(Image layout annotations)
============================================================

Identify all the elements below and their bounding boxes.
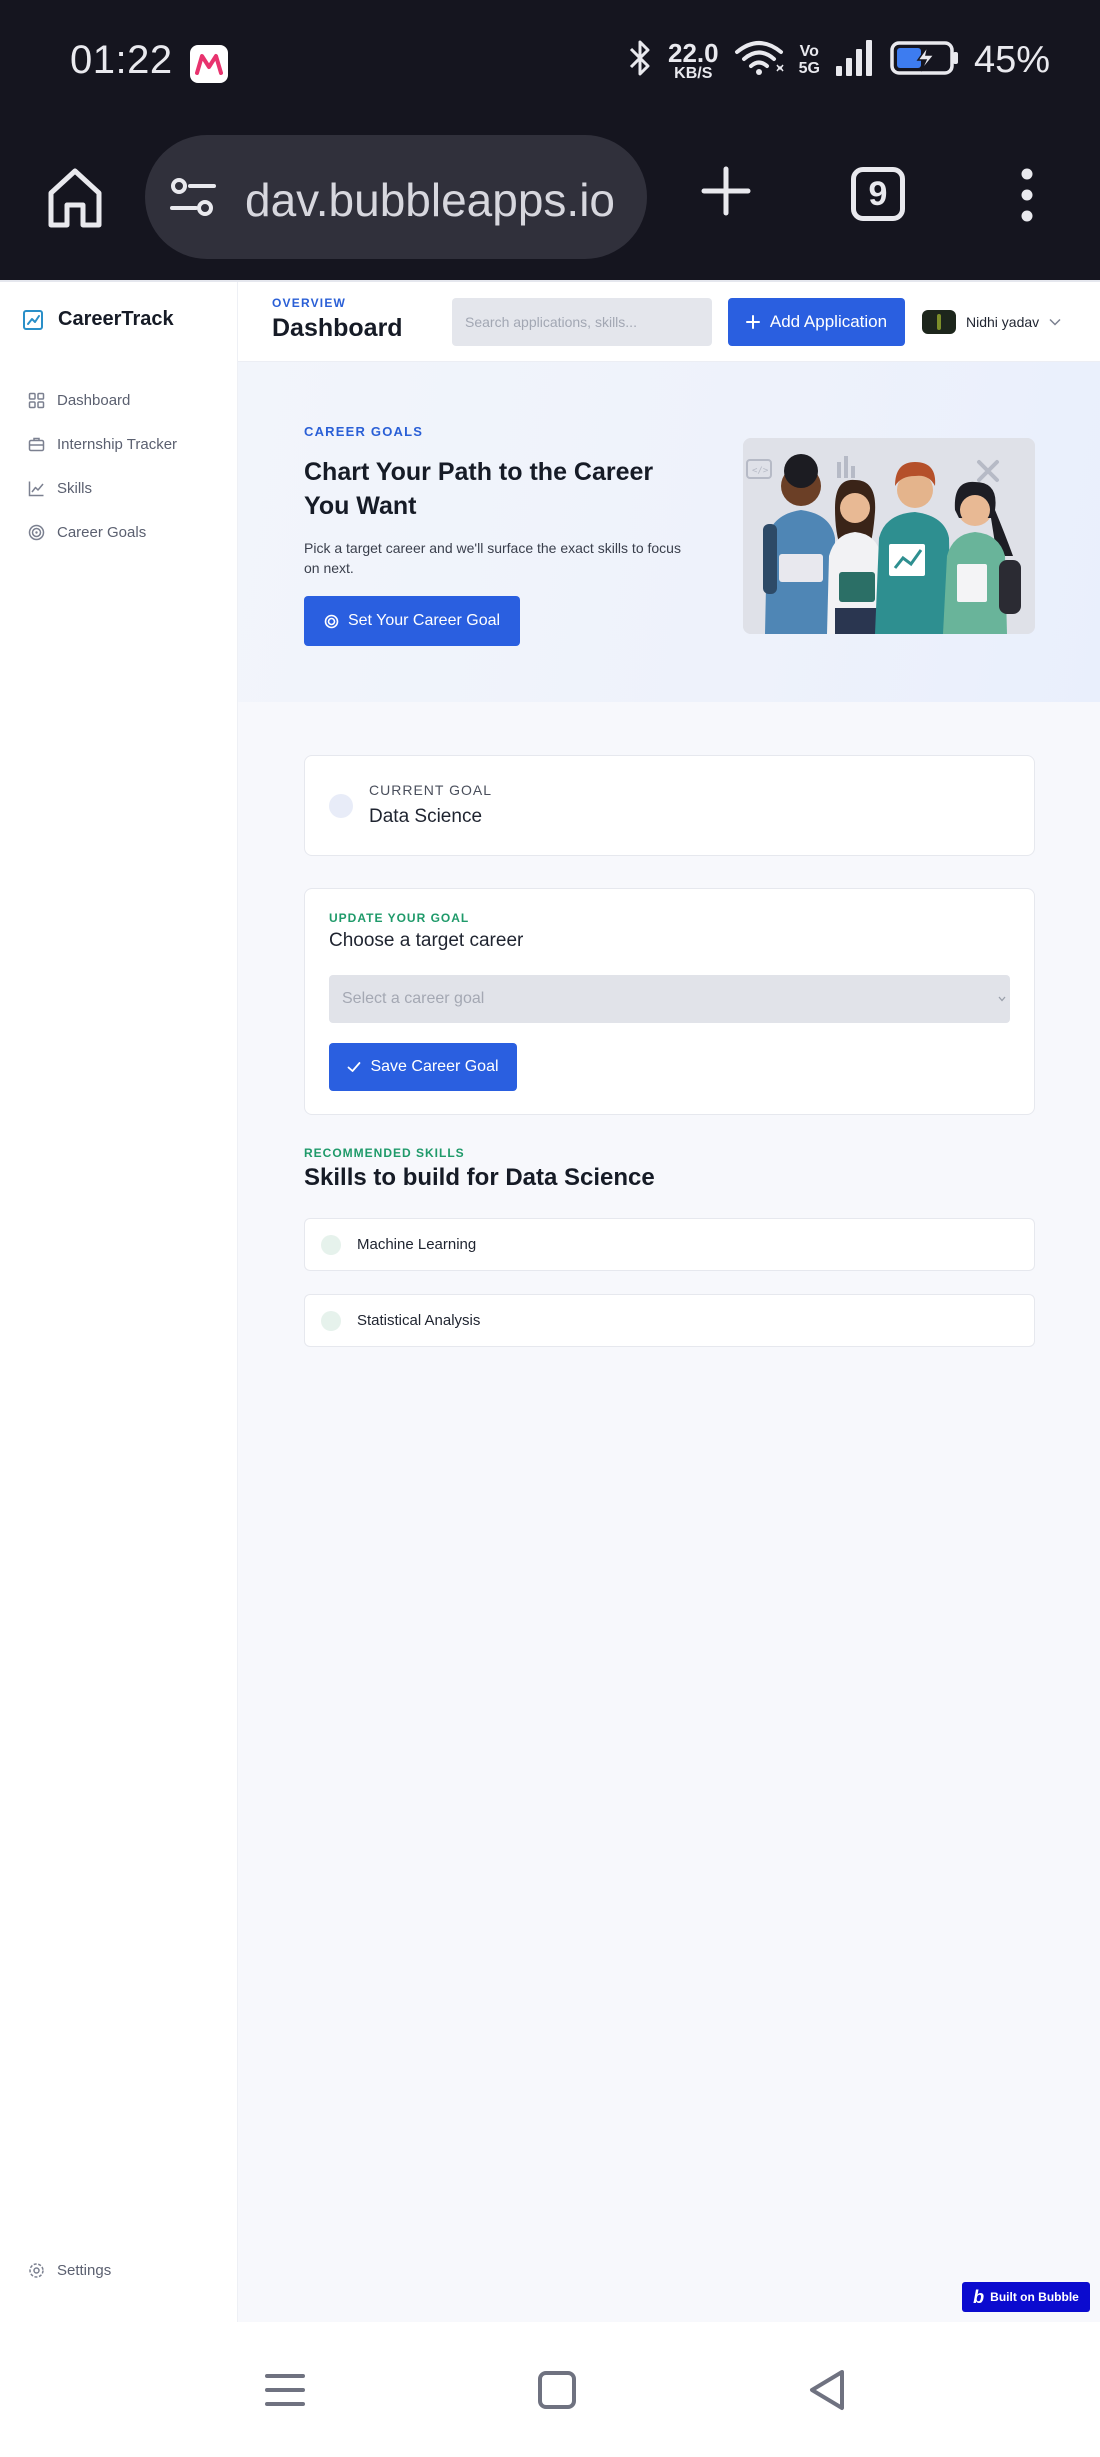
battery-percent: 45% xyxy=(973,39,1050,81)
recent-apps-icon[interactable] xyxy=(265,2372,305,2408)
sidebar-item-dashboard[interactable]: Dashboard xyxy=(28,378,177,422)
url-text: dav.bubbleapps.io xyxy=(245,174,615,226)
sidebar-item-label: Career Goals xyxy=(57,523,147,541)
skill-name: Machine Learning xyxy=(357,1236,477,1253)
plus-icon xyxy=(745,315,760,329)
sidebar-nav: Dashboard Internship Tracker Skills Care… xyxy=(28,378,177,554)
save-career-goal-button[interactable]: Save Career Goal xyxy=(329,1043,517,1091)
network-speed: 22.0 KB/S xyxy=(668,40,719,82)
update-goal-title: Choose a target career xyxy=(329,930,524,951)
bubble-logo-icon: b xyxy=(973,2286,985,2307)
wifi-icon xyxy=(733,39,785,82)
set-career-goal-button[interactable]: Set Your Career Goal xyxy=(304,596,520,646)
update-goal-eyebrow: UPDATE YOUR GOAL xyxy=(329,911,470,925)
network-speed-unit: KB/S xyxy=(674,64,713,82)
myntra-app-icon xyxy=(190,45,228,83)
svg-text:</>: </> xyxy=(752,466,769,476)
sidebar-item-label: Skills xyxy=(57,479,93,497)
android-nav-bar xyxy=(0,2322,1100,2457)
home-icon[interactable] xyxy=(538,2371,576,2409)
sidebar-item-career-goals[interactable]: Career Goals xyxy=(28,510,177,554)
back-icon[interactable] xyxy=(806,2368,850,2412)
sidebar-item-skills[interactable]: Skills xyxy=(28,466,177,510)
volte-line-1: Vo xyxy=(799,42,819,60)
battery-charging-icon xyxy=(890,39,960,82)
check-icon xyxy=(348,1062,361,1072)
sidebar-item-settings[interactable]: Settings xyxy=(28,2262,111,2279)
students-illustration: </> xyxy=(743,438,1035,634)
brand-name: CareerTrack xyxy=(58,308,174,330)
user-menu[interactable]: Nidhi yadav xyxy=(922,310,1061,334)
list-item[interactable]: Statistical Analysis xyxy=(304,1294,1035,1347)
career-goal-select-placeholder: Select a career goal xyxy=(342,990,485,1007)
chart-line-icon xyxy=(28,481,44,496)
search-input[interactable] xyxy=(452,298,712,346)
skill-status-dot xyxy=(321,1310,341,1331)
recommended-title: Skills to build for Data Science xyxy=(304,1164,655,1191)
volte-line-2: 5G xyxy=(798,59,820,77)
add-application-label: Add Application xyxy=(769,312,888,331)
network-speed-value: 22.0 xyxy=(667,37,719,68)
sidebar: CareerTrack Dashboard Internship Tracker… xyxy=(0,282,238,2324)
skill-status-dot xyxy=(321,1234,341,1255)
brand[interactable]: CareerTrack xyxy=(22,308,174,331)
browser-home-icon[interactable] xyxy=(45,165,105,230)
career-goal-select[interactable]: Select a career goal xyxy=(329,975,1010,1023)
site-settings-icon[interactable] xyxy=(170,177,216,217)
brand-chart-icon xyxy=(23,309,43,330)
current-goal-card: CURRENT GOAL Data Science xyxy=(304,755,1035,856)
bluetooth-icon xyxy=(626,38,654,83)
built-on-bubble-badge[interactable]: b Built on Bubble xyxy=(962,2282,1090,2312)
add-application-button[interactable]: Add Application xyxy=(728,298,905,346)
web-app: CareerTrack Dashboard Internship Tracker… xyxy=(0,280,1100,2324)
hero-title: Chart Your Path to the Career You Want xyxy=(304,458,654,520)
user-name: Nidhi yadav xyxy=(966,314,1040,330)
target-icon xyxy=(28,524,45,540)
hero-description: Pick a target career and we'll surface t… xyxy=(304,540,681,577)
top-bar: OVERVIEW Dashboard Add Application Nidhi… xyxy=(238,282,1100,362)
signal-icon xyxy=(834,38,876,83)
page-eyebrow: OVERVIEW xyxy=(272,296,347,310)
built-on-bubble-label: Built on Bubble xyxy=(990,2290,1079,2304)
list-item[interactable]: Machine Learning xyxy=(304,1218,1035,1271)
settings-label: Settings xyxy=(57,2262,112,2279)
gear-icon xyxy=(29,2263,44,2278)
briefcase-icon xyxy=(28,437,45,451)
android-status-bar: 01:22 22.0 KB/S Vo 5G 45% xyxy=(0,0,1100,125)
new-tab-plus-icon[interactable] xyxy=(700,165,752,217)
grid-icon xyxy=(28,392,45,408)
current-goal-value: Data Science xyxy=(369,806,483,827)
page-title: Dashboard xyxy=(272,314,403,342)
sidebar-item-label: Dashboard xyxy=(57,391,131,409)
target-icon xyxy=(324,614,339,628)
browser-toolbar: dav.bubbleapps.io 9 xyxy=(0,125,1100,280)
set-career-goal-label: Set Your Career Goal xyxy=(347,612,501,629)
status-time: 01:22 xyxy=(70,38,173,82)
goal-indicator-dot xyxy=(329,794,353,818)
status-indicators: 22.0 KB/S Vo 5G 45% xyxy=(626,38,1050,83)
sidebar-item-label: Internship Tracker xyxy=(57,435,178,453)
hero-eyebrow: CAREER GOALS xyxy=(304,424,424,439)
current-goal-label: CURRENT GOAL xyxy=(369,782,492,798)
save-career-goal-label: Save Career Goal xyxy=(370,1058,499,1075)
volte-indicator: Vo 5G xyxy=(798,42,820,78)
address-bar[interactable]: dav.bubbleapps.io xyxy=(145,135,647,259)
skill-name: Statistical Analysis xyxy=(357,1312,481,1329)
main-content: OVERVIEW Dashboard Add Application Nidhi… xyxy=(238,282,1100,2324)
career-goals-hero: CAREER GOALS Chart Your Path to the Care… xyxy=(238,362,1100,702)
chevron-down-icon xyxy=(1049,318,1061,326)
more-options-icon[interactable] xyxy=(1014,167,1040,223)
chevron-down-icon xyxy=(998,996,1006,1002)
sidebar-item-internship-tracker[interactable]: Internship Tracker xyxy=(28,422,177,466)
update-goal-card: UPDATE YOUR GOAL Choose a target career … xyxy=(304,888,1035,1115)
recommended-eyebrow: RECOMMENDED SKILLS xyxy=(304,1146,465,1160)
tab-switcher-button[interactable]: 9 xyxy=(851,167,905,221)
avatar xyxy=(922,310,956,334)
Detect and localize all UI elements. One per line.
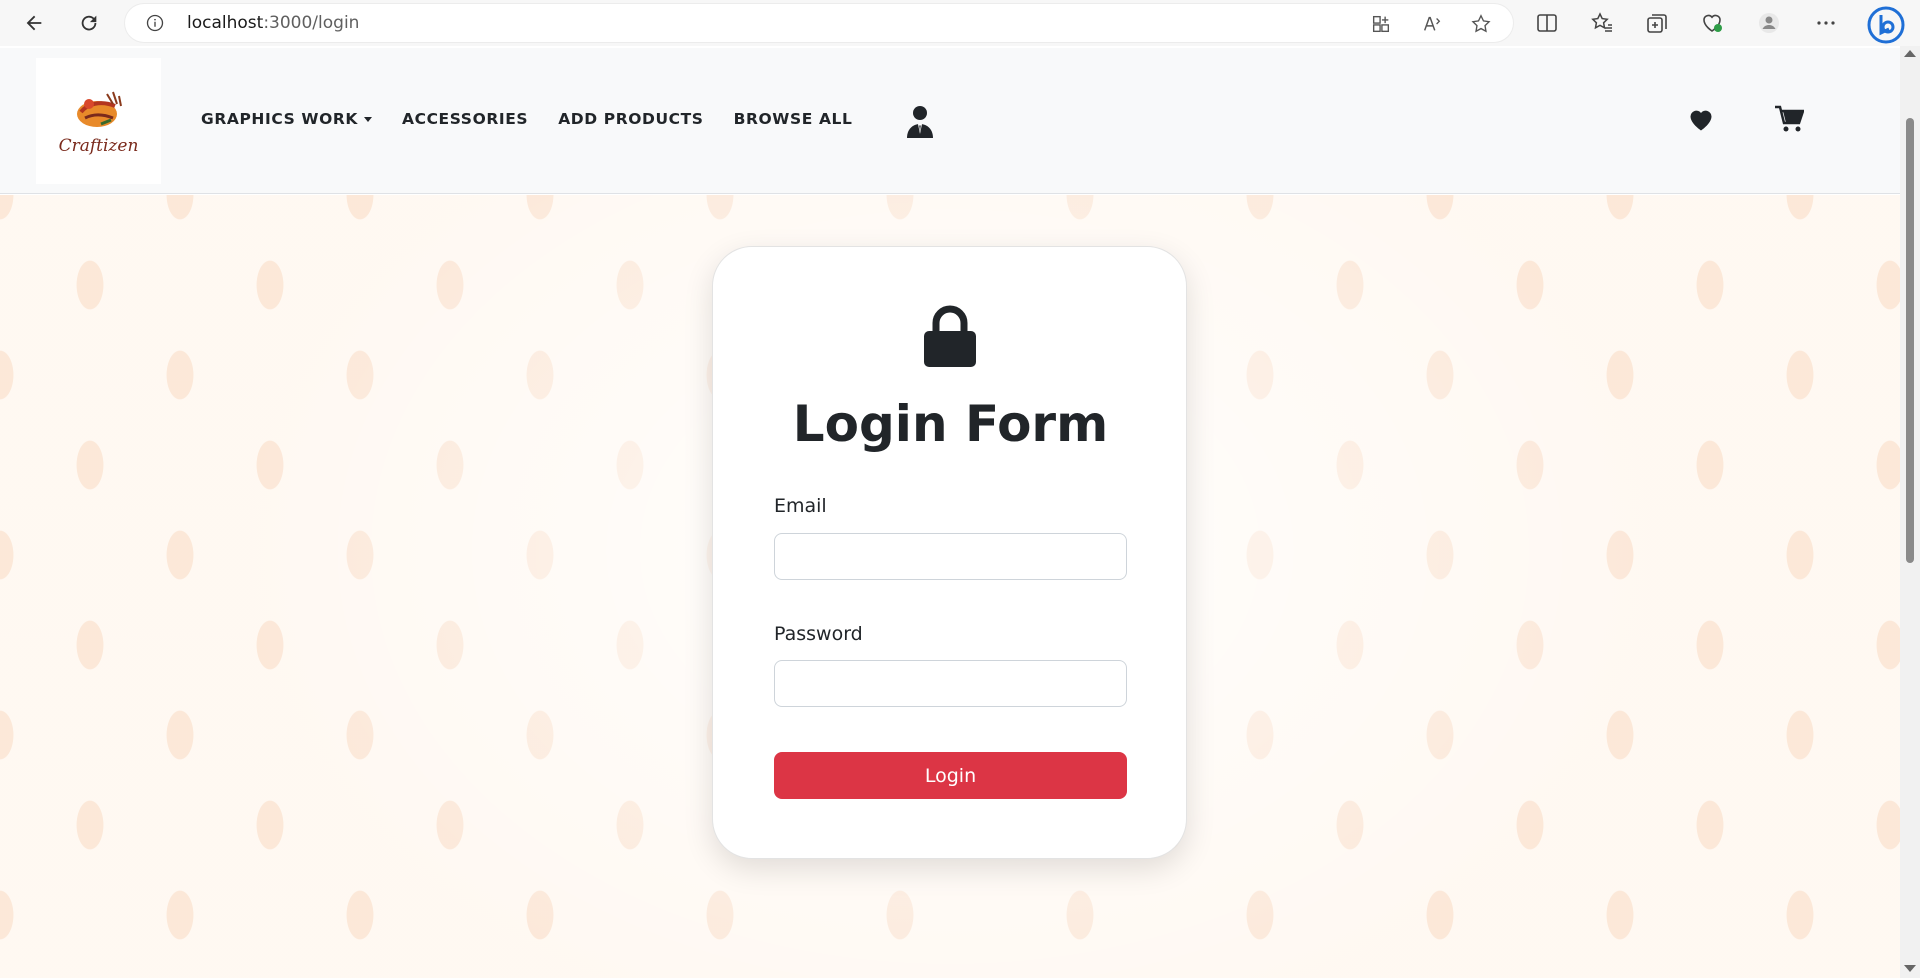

============================================================

■ **PROBLEM DETAILS**
Reproduce every line of the data above character for character, omitting the pictures.

■ **WRITTEN SOLUTION**
Identify all the elements below and their bounding boxes.
battery-percent: 45% xyxy=(973,39,1050,81)
recent-apps-icon[interactable] xyxy=(265,2372,305,2408)
sidebar-item-dashboard[interactable]: Dashboard xyxy=(28,378,177,422)
url-text: dav.bubbleapps.io xyxy=(245,174,615,226)
sidebar-item-label: Career Goals xyxy=(57,523,147,541)
skill-name: Machine Learning xyxy=(357,1236,477,1253)
plus-icon xyxy=(745,315,760,329)
sidebar-nav: Dashboard Internship Tracker Skills Care… xyxy=(28,378,177,554)
save-career-goal-button[interactable]: Save Career Goal xyxy=(329,1043,517,1091)
network-speed: 22.0 KB/S xyxy=(668,40,719,82)
update-goal-title: Choose a target career xyxy=(329,930,524,951)
bubble-logo-icon: b xyxy=(973,2286,985,2307)
wifi-icon xyxy=(733,39,785,82)
set-career-goal-button[interactable]: Set Your Career Goal xyxy=(304,596,520,646)
update-goal-eyebrow: UPDATE YOUR GOAL xyxy=(329,911,470,925)
network-speed-unit: KB/S xyxy=(674,64,713,82)
myntra-app-icon xyxy=(190,45,228,83)
svg-text:</>: </> xyxy=(752,466,769,476)
sidebar-item-label: Skills xyxy=(57,479,93,497)
android-nav-bar xyxy=(0,2322,1100,2457)
home-icon[interactable] xyxy=(538,2371,576,2409)
sidebar-item-career-goals[interactable]: Career Goals xyxy=(28,510,177,554)
back-icon[interactable] xyxy=(806,2368,850,2412)
sidebar-item-skills[interactable]: Skills xyxy=(28,466,177,510)
volte-line-1: Vo xyxy=(799,42,819,60)
battery-charging-icon xyxy=(890,39,960,82)
check-icon xyxy=(348,1062,361,1072)
sidebar-item-settings[interactable]: Settings xyxy=(28,2262,111,2279)
students-illustration: </> xyxy=(743,438,1035,634)
brand-name: CareerTrack xyxy=(58,308,174,330)
user-menu[interactable]: Nidhi yadav xyxy=(922,310,1061,334)
list-item[interactable]: Statistical Analysis xyxy=(304,1294,1035,1347)
career-goal-select-placeholder: Select a career goal xyxy=(342,990,485,1007)
chart-line-icon xyxy=(28,481,44,496)
search-input[interactable] xyxy=(452,298,712,346)
skill-status-dot xyxy=(321,1310,341,1331)
recommended-title: Skills to build for Data Science xyxy=(304,1164,655,1191)
volte-line-2: 5G xyxy=(798,59,820,77)
add-application-label: Add Application xyxy=(769,312,888,331)
network-speed-value: 22.0 xyxy=(667,37,719,68)
sidebar: CareerTrack Dashboard Internship Tracker… xyxy=(0,282,238,2324)
skill-status-dot xyxy=(321,1234,341,1255)
brand[interactable]: CareerTrack xyxy=(22,308,174,331)
browser-home-icon[interactable] xyxy=(45,165,105,230)
career-goal-select[interactable]: Select a career goal xyxy=(329,975,1010,1023)
site-settings-icon[interactable] xyxy=(170,177,216,217)
brand-chart-icon xyxy=(23,309,43,330)
current-goal-card: CURRENT GOAL Data Science xyxy=(304,755,1035,856)
bluetooth-icon xyxy=(626,38,654,83)
built-on-bubble-badge[interactable]: b Built on Bubble xyxy=(962,2282,1090,2312)
add-application-button[interactable]: Add Application xyxy=(728,298,905,346)
web-app: CareerTrack Dashboard Internship Tracker… xyxy=(0,280,1100,2324)
hero-title: Chart Your Path to the Career You Want xyxy=(304,458,654,520)
user-name: Nidhi yadav xyxy=(966,314,1040,330)
target-icon xyxy=(28,524,45,540)
hero-description: Pick a target career and we'll surface t… xyxy=(304,540,681,577)
top-bar: OVERVIEW Dashboard Add Application Nidhi… xyxy=(238,282,1100,362)
signal-icon xyxy=(834,38,876,83)
page-eyebrow: OVERVIEW xyxy=(272,296,347,310)
built-on-bubble-label: Built on Bubble xyxy=(990,2290,1079,2304)
list-item[interactable]: Machine Learning xyxy=(304,1218,1035,1271)
settings-label: Settings xyxy=(57,2262,112,2279)
gear-icon xyxy=(29,2263,44,2278)
briefcase-icon xyxy=(28,437,45,451)
android-status-bar: 01:22 22.0 KB/S Vo 5G 45% xyxy=(0,0,1100,125)
new-tab-plus-icon[interactable] xyxy=(700,165,752,217)
grid-icon xyxy=(28,392,45,408)
current-goal-value: Data Science xyxy=(369,806,483,827)
page-title: Dashboard xyxy=(272,314,403,342)
sidebar-item-label: Dashboard xyxy=(57,391,131,409)
target-icon xyxy=(324,614,339,628)
browser-toolbar: dav.bubbleapps.io 9 xyxy=(0,125,1100,280)
set-career-goal-label: Set Your Career Goal xyxy=(347,612,501,629)
status-time: 01:22 xyxy=(70,38,173,82)
goal-indicator-dot xyxy=(329,794,353,818)
status-indicators: 22.0 KB/S Vo 5G 45% xyxy=(626,38,1050,83)
sidebar-item-label: Internship Tracker xyxy=(57,435,178,453)
hero-eyebrow: CAREER GOALS xyxy=(304,424,424,439)
current-goal-label: CURRENT GOAL xyxy=(369,782,492,798)
save-career-goal-label: Save Career Goal xyxy=(370,1058,499,1075)
volte-indicator: Vo 5G xyxy=(798,42,820,78)
address-bar[interactable]: dav.bubbleapps.io xyxy=(145,135,647,259)
skill-name: Statistical Analysis xyxy=(357,1312,481,1329)
main-content: OVERVIEW Dashboard Add Application Nidhi… xyxy=(238,282,1100,2324)
career-goals-hero: CAREER GOALS Chart Your Path to the Care… xyxy=(238,362,1100,702)
chevron-down-icon xyxy=(1049,318,1061,326)
more-options-icon[interactable] xyxy=(1014,167,1040,223)
chevron-down-icon xyxy=(998,996,1006,1002)
sidebar-item-internship-tracker[interactable]: Internship Tracker xyxy=(28,422,177,466)
update-goal-card: UPDATE YOUR GOAL Choose a target career … xyxy=(304,888,1035,1115)
recommended-eyebrow: RECOMMENDED SKILLS xyxy=(304,1146,465,1160)
tab-switcher-button[interactable]: 9 xyxy=(851,167,905,221)
avatar xyxy=(922,310,956,334)
Detect and localize all UI elements. One per line.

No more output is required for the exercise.